[Collected data entries]
------------------------
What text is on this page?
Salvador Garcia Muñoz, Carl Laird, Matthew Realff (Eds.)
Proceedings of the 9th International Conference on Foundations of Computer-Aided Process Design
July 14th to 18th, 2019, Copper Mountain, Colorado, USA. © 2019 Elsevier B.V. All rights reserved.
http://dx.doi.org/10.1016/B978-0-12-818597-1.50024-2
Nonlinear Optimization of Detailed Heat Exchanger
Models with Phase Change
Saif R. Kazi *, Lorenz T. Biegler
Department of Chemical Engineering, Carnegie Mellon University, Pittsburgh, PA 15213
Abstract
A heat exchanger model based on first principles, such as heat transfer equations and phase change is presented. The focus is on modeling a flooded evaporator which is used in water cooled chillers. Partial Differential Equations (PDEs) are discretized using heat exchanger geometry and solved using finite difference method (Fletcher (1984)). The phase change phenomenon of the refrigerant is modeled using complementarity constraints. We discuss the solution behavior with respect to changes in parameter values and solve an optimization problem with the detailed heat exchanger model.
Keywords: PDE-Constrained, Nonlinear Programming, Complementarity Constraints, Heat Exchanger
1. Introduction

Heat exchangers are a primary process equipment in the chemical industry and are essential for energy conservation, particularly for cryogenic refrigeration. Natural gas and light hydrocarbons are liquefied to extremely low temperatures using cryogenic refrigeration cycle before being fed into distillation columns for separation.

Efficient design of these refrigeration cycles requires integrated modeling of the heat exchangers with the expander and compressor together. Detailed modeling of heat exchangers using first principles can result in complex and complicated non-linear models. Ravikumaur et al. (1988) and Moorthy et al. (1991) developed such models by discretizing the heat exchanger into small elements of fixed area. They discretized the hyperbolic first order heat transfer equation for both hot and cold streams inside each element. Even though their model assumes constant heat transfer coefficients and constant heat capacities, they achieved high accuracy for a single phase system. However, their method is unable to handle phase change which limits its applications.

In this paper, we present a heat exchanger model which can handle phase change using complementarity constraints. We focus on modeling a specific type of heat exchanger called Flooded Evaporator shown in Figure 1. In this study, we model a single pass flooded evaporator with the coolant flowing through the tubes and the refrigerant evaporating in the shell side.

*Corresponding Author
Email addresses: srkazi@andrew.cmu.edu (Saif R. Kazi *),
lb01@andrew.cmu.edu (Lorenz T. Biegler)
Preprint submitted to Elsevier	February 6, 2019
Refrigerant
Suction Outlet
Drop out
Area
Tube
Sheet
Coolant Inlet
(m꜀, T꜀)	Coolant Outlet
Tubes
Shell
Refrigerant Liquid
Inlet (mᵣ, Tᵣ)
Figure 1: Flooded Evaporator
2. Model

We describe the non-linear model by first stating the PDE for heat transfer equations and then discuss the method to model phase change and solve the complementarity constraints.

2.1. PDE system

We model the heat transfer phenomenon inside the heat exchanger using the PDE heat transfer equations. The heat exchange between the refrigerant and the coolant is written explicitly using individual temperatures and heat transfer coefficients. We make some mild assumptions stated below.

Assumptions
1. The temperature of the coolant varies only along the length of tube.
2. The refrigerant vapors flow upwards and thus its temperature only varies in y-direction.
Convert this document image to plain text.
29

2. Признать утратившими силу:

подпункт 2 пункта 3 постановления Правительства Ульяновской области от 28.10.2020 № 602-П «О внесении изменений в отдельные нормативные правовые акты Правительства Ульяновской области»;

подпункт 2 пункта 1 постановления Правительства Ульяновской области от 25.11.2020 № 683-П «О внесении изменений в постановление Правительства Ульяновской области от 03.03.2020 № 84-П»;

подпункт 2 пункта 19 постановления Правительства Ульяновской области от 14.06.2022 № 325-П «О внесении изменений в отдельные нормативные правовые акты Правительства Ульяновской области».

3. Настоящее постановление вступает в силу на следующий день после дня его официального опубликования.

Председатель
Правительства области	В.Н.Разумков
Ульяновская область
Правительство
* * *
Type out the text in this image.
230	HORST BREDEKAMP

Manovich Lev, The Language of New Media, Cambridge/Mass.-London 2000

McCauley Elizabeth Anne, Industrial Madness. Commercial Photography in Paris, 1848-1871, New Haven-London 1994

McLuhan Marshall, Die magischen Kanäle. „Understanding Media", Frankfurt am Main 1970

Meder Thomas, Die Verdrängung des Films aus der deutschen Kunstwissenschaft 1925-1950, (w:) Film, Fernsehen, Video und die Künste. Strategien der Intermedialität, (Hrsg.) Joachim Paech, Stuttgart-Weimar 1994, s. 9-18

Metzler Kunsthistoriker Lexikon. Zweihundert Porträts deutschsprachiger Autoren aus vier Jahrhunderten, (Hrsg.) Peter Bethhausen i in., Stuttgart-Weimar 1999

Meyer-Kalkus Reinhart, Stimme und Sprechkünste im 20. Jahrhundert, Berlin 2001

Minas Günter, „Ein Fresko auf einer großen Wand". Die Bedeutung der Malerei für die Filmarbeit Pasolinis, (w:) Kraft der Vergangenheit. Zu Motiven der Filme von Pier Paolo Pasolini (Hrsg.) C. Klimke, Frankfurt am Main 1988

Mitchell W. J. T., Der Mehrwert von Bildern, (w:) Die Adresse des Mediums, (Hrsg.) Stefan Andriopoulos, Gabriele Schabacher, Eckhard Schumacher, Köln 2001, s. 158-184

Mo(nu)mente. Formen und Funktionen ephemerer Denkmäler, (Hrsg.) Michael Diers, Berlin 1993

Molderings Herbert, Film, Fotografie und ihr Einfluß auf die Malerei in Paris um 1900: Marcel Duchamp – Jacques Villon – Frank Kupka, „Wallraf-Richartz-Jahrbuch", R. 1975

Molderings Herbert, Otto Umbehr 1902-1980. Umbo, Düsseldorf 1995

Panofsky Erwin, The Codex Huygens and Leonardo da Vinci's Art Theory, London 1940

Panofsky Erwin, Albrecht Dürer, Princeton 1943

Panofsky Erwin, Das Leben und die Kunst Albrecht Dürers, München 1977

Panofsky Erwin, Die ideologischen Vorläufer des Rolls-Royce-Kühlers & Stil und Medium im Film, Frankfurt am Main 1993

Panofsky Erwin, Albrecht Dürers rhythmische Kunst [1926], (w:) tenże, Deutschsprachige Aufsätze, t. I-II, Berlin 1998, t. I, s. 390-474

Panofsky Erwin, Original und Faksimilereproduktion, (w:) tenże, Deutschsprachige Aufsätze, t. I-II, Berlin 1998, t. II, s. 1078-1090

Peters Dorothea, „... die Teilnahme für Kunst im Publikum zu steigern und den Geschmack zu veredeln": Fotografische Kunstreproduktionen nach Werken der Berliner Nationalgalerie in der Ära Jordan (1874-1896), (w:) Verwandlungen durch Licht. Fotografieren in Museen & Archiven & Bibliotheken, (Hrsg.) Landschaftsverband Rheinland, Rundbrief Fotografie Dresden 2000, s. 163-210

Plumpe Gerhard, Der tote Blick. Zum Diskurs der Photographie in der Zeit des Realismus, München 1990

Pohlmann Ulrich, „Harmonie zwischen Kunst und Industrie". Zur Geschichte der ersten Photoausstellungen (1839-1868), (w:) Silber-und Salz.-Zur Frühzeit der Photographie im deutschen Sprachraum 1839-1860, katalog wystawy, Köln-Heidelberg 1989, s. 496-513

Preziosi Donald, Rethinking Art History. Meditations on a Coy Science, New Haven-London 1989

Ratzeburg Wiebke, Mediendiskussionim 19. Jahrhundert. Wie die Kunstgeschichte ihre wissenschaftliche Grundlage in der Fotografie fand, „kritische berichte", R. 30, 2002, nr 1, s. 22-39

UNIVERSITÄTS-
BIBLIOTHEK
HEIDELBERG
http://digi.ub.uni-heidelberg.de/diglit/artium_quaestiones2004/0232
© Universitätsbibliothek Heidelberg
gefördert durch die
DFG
------------------------
* Task directions: Each line that holds the word "Stuttgart" should be extracted from the records.

* Exercise answer:
Meder Thomas, Die Verdrängung des Films aus der deutschen Kunstwissenschaft 1925-1950, (w:) Film, Fernsehen, Video und die Künste. Strategien der Intermedialität, (Hrsg.) Joachim Paech, Stuttgart-Weimar 1994, s. 9-18
Metzler Kunsthistoriker Lexikon. Zweihundert Porträts deutschsprachiger Autoren aus vier Jahrhunderten, (Hrsg.) Peter Bethhausen i in., Stuttgart-Weimar 1999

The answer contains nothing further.